** Begin Provided passage **
During 2009 and 2010, while Plaintiff was incarcerated at Lawrence, he frequently
communicated with his attorney, Barbara Clinite, about Plaintiff’s deliberate indifference case against
officials at Stateville, another Illinois Department of Corrections (IDOC) institution.
Plaintiff alleges Defendants violated his right of access to the courts by opening
Plaintiff’s legal mail outside his presence on three occasions over a six month span: September 16,
2009; October 9, 2009; and February 11, 2010. On each occasion, Plaintiff was informed that the
mail was opened outside his presence; he eventually received all three letters (Doc. 214 at 22, 28, 31).
Defendants assert (and provide mail receipts and testimony to show) that Plaintiff’s mail was opened
in error (see Doc. 11 at 13, 20; Doc. 214-1 at 115). Plaintiff counters that Defendants opened his legal
mail because they were looking for incident reports regarding his deliberate indifference lawsuit (Doc.
** End Provided passage **
** Begin Provided information **
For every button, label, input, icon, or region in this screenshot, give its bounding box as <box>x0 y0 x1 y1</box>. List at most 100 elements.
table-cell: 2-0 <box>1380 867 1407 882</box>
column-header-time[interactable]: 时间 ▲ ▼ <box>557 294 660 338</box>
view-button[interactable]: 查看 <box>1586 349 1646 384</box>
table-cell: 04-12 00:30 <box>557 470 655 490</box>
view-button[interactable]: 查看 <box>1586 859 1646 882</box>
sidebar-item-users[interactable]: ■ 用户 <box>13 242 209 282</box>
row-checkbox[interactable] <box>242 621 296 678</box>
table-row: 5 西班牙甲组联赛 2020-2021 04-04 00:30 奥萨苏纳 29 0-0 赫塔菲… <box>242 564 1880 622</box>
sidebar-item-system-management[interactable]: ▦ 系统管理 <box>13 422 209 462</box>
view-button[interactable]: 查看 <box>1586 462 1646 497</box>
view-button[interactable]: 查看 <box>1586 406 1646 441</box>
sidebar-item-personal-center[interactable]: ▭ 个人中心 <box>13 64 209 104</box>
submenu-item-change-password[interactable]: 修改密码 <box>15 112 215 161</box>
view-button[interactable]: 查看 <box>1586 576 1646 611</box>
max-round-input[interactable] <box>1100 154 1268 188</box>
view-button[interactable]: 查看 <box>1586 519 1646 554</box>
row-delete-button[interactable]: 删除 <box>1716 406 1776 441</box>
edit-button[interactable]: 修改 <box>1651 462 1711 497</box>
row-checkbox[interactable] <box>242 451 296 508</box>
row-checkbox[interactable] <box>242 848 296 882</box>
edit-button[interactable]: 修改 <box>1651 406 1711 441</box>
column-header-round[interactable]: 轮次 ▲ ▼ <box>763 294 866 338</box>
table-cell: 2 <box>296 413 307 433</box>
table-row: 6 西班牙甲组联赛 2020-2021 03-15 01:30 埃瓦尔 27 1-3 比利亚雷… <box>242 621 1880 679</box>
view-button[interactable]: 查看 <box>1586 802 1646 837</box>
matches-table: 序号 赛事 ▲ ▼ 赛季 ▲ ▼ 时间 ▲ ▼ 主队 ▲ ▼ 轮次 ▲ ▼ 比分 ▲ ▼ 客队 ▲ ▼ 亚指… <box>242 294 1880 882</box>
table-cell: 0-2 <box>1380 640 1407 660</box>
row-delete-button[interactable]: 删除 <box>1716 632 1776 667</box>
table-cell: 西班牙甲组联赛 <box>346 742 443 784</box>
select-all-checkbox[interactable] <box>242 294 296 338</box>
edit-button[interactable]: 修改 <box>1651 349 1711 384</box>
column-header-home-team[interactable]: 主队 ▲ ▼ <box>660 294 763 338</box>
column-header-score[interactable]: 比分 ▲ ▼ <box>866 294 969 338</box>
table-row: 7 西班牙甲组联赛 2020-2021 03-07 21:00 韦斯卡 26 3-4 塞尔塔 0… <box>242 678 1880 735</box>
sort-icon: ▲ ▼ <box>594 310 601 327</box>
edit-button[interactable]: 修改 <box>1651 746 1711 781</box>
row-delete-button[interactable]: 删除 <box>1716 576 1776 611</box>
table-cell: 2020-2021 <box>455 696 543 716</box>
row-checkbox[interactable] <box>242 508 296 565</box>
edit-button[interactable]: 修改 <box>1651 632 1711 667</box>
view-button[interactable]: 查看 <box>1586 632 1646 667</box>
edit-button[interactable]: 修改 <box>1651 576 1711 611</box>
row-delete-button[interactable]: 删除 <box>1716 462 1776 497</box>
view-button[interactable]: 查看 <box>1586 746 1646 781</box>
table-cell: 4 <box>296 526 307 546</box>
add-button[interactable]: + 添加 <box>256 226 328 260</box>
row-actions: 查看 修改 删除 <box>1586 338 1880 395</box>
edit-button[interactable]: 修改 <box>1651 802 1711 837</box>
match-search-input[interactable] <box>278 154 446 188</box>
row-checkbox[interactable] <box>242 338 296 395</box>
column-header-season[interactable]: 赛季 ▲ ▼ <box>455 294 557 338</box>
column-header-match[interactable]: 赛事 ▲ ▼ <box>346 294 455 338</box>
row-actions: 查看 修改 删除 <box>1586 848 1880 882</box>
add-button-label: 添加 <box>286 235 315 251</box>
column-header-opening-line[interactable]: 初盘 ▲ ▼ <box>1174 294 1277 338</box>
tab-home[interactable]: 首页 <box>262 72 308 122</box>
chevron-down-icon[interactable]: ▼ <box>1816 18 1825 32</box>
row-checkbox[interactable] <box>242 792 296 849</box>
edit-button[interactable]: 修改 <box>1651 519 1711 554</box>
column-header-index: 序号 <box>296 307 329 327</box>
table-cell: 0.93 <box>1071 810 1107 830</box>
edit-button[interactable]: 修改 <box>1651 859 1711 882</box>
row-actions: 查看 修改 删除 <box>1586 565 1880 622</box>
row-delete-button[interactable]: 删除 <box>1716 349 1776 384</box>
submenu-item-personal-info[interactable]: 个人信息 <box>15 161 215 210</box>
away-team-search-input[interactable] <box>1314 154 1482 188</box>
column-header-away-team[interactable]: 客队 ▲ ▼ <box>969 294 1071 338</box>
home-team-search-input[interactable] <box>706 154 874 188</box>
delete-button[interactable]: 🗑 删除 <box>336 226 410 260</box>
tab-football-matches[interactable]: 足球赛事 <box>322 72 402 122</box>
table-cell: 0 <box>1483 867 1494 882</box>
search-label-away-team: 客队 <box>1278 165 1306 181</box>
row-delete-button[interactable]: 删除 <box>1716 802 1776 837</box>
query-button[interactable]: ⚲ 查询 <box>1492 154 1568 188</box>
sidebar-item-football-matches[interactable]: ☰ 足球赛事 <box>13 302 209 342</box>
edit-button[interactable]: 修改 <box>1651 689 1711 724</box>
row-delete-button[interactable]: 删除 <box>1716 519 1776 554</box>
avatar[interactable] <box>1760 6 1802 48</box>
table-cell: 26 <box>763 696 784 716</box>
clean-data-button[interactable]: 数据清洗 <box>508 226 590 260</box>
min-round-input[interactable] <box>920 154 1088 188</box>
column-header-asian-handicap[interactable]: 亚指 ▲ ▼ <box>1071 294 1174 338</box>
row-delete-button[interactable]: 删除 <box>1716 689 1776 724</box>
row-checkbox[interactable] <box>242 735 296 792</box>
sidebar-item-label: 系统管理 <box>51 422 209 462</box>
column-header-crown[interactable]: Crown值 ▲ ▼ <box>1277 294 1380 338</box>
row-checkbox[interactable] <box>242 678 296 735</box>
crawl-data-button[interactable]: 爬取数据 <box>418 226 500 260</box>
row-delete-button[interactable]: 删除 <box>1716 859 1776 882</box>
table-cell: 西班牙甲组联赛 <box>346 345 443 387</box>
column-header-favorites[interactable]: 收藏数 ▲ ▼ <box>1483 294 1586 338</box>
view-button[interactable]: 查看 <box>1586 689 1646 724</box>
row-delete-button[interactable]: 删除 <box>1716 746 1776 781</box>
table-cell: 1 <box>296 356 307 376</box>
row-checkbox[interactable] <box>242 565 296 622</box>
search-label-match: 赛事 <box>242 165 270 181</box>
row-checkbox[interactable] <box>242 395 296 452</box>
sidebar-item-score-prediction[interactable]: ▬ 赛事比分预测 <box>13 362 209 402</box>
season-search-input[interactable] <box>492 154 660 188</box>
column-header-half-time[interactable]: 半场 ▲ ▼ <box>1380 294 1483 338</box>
** End Provided information **
== Your goal ==
Answer these questions using the excerpt about the prison legal mail claim:
1. What is the name of the plaintiff's attorney?
2. On which three dates was the plaintiff's legal mail opened outside his presence?
3. According to the defendants, how did the plaintiff's mail come to be opened?

== Answer for the task ==
1. Barbara Clinite
2. September 16, 2009; October 9, 2009; and February 11, 2010
3. It was opened in error.